> **Entries provided**
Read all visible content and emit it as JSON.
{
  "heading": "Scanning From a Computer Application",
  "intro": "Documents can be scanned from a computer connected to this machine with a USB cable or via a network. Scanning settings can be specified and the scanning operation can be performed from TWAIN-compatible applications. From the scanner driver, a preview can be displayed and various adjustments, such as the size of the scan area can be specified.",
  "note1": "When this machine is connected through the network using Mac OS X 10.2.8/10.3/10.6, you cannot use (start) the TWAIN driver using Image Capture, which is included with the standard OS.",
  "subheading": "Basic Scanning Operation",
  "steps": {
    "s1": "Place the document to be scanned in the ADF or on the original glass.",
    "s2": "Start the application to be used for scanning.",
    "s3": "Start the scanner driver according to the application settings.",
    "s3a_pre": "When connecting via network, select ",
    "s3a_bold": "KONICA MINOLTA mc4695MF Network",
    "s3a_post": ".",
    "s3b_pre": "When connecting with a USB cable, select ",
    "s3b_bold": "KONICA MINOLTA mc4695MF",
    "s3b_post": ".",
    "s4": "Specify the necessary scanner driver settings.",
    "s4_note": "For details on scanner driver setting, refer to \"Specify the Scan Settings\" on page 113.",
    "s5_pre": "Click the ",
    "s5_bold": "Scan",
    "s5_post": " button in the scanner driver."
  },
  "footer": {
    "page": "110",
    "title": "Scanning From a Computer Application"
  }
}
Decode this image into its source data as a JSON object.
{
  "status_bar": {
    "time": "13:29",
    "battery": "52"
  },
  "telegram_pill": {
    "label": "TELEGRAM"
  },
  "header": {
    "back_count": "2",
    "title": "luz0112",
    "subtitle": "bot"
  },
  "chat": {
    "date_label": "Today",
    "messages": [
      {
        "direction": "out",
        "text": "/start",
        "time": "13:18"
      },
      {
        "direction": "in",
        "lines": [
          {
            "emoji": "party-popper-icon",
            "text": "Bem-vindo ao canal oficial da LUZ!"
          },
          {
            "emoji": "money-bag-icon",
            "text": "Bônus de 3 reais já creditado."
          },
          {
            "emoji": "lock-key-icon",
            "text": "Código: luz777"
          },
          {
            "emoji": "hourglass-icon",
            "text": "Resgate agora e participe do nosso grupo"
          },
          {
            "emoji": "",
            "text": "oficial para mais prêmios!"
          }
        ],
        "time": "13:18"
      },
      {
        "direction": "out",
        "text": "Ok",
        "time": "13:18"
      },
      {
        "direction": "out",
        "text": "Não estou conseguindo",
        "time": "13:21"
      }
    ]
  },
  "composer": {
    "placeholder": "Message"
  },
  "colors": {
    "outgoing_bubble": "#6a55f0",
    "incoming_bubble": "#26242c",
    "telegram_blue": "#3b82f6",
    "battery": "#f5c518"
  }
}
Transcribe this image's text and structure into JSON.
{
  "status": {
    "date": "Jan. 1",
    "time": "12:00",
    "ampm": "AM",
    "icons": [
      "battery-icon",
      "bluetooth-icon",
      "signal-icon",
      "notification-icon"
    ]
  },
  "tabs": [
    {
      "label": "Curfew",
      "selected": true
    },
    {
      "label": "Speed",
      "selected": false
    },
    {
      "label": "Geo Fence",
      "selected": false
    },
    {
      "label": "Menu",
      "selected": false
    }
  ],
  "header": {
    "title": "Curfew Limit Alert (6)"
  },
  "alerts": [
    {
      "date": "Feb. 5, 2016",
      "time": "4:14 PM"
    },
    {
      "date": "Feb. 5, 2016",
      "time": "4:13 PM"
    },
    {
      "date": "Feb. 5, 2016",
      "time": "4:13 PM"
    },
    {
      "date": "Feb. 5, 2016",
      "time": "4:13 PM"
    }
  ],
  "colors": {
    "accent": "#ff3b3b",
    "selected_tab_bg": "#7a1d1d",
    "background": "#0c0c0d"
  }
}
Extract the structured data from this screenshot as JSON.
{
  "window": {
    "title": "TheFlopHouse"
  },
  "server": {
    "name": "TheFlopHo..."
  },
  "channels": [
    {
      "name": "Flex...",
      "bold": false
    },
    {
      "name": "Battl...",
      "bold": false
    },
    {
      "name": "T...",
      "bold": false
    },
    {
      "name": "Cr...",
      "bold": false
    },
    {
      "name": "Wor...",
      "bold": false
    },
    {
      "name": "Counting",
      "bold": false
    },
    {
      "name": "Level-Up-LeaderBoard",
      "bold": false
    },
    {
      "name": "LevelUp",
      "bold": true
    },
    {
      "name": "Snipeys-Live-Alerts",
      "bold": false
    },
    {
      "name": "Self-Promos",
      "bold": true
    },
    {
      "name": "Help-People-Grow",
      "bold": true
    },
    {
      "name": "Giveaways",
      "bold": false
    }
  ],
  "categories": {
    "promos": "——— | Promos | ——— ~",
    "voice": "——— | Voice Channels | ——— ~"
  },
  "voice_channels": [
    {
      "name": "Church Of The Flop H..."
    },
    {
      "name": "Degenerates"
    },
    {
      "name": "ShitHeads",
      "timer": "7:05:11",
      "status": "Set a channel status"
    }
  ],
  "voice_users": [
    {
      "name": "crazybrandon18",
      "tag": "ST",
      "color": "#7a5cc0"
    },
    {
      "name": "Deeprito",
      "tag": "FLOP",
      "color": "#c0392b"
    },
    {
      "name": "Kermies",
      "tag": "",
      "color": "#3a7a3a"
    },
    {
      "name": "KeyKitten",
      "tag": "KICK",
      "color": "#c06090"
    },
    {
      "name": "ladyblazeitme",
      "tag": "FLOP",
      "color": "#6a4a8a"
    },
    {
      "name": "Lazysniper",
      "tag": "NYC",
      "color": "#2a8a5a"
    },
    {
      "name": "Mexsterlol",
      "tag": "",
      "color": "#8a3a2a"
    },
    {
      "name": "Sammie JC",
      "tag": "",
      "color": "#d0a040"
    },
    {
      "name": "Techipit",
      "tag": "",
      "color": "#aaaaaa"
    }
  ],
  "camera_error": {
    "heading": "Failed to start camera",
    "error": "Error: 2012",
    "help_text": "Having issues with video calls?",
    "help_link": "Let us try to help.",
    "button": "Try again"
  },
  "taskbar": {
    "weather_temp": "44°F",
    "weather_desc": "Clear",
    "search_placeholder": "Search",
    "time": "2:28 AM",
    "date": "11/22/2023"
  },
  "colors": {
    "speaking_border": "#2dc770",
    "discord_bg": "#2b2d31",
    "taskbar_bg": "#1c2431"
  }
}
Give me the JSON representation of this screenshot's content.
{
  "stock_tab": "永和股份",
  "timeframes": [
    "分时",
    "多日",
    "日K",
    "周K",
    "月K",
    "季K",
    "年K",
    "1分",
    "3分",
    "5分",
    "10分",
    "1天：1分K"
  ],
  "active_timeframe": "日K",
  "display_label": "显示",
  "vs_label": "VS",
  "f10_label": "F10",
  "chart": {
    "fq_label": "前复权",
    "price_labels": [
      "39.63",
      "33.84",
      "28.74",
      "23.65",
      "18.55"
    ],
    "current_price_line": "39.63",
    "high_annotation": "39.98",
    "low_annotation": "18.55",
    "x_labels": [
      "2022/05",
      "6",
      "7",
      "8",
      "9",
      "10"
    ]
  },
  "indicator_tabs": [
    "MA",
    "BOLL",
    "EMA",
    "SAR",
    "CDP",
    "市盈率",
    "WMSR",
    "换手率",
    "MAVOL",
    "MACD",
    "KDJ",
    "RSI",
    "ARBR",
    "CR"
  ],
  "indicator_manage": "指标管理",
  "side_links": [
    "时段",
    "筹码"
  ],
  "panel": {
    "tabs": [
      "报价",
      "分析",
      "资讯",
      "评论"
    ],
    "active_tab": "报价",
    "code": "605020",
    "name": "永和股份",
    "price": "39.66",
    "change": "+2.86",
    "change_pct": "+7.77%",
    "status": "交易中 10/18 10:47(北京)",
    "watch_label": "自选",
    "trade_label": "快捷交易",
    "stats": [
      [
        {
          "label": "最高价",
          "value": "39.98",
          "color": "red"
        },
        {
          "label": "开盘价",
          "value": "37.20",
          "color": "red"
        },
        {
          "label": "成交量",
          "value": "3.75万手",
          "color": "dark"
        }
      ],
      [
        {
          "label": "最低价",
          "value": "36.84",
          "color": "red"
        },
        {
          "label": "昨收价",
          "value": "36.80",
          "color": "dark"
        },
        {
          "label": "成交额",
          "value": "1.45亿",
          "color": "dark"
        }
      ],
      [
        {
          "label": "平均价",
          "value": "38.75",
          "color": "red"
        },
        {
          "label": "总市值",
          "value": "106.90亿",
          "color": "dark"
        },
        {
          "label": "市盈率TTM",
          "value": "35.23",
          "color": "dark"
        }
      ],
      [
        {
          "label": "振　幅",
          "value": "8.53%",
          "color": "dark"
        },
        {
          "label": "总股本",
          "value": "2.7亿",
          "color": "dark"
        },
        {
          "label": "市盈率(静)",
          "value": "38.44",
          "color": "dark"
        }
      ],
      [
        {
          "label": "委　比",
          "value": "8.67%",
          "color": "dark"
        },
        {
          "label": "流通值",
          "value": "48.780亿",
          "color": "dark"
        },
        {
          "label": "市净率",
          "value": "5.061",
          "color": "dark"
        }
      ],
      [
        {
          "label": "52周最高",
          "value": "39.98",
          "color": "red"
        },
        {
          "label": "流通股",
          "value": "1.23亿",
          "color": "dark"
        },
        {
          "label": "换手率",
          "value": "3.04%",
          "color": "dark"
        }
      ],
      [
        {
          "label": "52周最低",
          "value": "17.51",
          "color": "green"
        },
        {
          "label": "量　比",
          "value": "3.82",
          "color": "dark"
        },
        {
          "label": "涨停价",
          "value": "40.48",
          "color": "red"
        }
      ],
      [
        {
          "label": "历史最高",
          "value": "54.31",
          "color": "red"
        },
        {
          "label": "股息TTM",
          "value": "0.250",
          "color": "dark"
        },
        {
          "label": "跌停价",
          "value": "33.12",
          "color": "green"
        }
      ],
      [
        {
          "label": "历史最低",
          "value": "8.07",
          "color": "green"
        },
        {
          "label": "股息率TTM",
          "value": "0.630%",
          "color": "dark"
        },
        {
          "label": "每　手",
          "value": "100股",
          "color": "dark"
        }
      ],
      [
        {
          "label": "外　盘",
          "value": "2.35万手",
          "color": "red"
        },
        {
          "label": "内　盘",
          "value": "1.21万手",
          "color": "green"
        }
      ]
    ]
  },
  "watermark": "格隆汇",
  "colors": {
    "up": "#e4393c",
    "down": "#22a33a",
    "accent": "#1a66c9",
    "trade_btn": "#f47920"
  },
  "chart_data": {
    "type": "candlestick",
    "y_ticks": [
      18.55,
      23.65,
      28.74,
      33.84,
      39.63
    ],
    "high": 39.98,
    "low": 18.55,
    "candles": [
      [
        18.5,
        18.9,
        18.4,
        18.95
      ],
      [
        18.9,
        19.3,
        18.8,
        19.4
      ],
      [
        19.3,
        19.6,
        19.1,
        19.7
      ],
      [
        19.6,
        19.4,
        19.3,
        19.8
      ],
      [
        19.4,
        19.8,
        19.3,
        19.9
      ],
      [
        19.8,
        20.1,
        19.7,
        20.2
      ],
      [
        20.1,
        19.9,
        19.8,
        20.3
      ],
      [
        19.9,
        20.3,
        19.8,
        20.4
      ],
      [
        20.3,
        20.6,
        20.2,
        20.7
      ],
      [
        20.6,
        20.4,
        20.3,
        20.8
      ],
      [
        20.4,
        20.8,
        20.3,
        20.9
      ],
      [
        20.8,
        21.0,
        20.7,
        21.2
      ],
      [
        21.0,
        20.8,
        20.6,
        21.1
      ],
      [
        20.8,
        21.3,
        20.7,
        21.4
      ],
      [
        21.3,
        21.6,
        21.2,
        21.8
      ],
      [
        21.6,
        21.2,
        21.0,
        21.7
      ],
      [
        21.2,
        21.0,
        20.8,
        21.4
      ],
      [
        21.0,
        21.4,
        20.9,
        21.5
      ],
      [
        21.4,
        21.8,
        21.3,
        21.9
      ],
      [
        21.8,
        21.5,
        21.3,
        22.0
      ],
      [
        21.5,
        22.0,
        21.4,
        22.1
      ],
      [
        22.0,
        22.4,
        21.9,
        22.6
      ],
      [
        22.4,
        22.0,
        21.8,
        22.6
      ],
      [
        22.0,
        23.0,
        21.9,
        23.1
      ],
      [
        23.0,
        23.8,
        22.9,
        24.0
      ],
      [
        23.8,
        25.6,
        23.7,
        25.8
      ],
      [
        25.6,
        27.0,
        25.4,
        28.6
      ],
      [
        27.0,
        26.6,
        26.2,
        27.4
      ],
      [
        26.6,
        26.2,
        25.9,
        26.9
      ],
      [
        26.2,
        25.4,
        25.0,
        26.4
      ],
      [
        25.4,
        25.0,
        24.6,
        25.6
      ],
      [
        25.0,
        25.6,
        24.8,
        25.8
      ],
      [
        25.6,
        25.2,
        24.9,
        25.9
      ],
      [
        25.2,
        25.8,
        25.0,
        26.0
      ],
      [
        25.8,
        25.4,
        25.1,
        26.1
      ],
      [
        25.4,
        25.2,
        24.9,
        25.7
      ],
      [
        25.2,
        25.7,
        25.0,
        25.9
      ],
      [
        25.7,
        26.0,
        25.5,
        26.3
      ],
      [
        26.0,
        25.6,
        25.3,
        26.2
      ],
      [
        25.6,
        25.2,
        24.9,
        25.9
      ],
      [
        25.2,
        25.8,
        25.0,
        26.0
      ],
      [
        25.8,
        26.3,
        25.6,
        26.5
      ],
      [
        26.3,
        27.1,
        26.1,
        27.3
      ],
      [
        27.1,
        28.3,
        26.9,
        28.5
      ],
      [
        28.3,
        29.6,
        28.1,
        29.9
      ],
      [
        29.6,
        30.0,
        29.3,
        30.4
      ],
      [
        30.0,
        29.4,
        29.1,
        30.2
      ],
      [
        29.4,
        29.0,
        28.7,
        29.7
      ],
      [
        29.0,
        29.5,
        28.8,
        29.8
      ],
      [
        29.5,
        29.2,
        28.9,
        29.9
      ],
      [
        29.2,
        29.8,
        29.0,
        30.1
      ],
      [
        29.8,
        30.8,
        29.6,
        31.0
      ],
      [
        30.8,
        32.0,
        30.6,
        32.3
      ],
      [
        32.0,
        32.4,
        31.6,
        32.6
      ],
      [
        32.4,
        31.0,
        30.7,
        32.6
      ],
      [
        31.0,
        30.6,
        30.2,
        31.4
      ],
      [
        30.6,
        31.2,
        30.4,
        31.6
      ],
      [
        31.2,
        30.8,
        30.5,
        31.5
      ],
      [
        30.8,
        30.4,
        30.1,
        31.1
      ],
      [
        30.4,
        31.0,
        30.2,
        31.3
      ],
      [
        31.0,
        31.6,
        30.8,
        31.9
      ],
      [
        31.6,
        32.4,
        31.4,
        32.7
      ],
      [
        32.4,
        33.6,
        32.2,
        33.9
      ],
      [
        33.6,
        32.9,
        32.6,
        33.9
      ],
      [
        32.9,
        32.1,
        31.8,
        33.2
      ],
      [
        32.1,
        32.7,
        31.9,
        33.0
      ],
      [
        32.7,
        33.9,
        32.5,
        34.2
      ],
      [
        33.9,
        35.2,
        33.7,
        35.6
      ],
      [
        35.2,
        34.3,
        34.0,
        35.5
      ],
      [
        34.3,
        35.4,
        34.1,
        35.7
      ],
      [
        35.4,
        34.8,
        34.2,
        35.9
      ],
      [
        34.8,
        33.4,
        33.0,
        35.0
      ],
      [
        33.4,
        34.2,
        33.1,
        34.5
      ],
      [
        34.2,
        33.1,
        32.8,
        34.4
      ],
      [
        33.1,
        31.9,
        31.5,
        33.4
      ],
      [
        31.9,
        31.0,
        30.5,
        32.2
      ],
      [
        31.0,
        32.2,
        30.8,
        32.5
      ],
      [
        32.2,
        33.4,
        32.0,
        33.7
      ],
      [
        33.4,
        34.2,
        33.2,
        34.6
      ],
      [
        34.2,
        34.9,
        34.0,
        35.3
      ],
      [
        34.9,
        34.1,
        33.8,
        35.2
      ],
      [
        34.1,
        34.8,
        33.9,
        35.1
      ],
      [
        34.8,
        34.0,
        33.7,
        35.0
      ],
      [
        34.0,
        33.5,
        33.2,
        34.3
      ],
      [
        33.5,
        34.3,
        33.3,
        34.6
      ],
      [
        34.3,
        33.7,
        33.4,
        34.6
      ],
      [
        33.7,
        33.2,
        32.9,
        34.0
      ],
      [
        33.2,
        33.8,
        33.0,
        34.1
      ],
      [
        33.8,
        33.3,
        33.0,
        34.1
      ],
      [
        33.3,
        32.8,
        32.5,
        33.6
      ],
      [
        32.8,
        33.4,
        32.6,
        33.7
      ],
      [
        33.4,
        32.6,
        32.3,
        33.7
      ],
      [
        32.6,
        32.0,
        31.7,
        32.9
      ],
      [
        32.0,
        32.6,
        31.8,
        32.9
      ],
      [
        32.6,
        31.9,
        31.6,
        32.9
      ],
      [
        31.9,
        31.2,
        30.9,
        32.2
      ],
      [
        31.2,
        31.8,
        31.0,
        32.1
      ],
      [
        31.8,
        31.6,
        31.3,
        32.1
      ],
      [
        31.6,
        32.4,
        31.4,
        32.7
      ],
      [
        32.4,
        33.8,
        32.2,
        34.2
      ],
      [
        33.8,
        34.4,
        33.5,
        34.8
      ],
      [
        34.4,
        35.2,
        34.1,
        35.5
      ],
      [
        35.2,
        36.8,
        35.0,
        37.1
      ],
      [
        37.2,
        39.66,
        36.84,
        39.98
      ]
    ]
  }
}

> **Exercise**
Extract every line of the records above that contains the word "When".

> **Finished answer**
  "note1": "When this machine is connected through the network using Mac OS X 10.2.8/10.3/10.6, you cannot use (start) the TWAIN driver using Image Capture, which is included with the standard OS.",
    "s3a_pre": "When connecting via network, select ",
    "s3b_pre": "When connecting with a USB cable, select ",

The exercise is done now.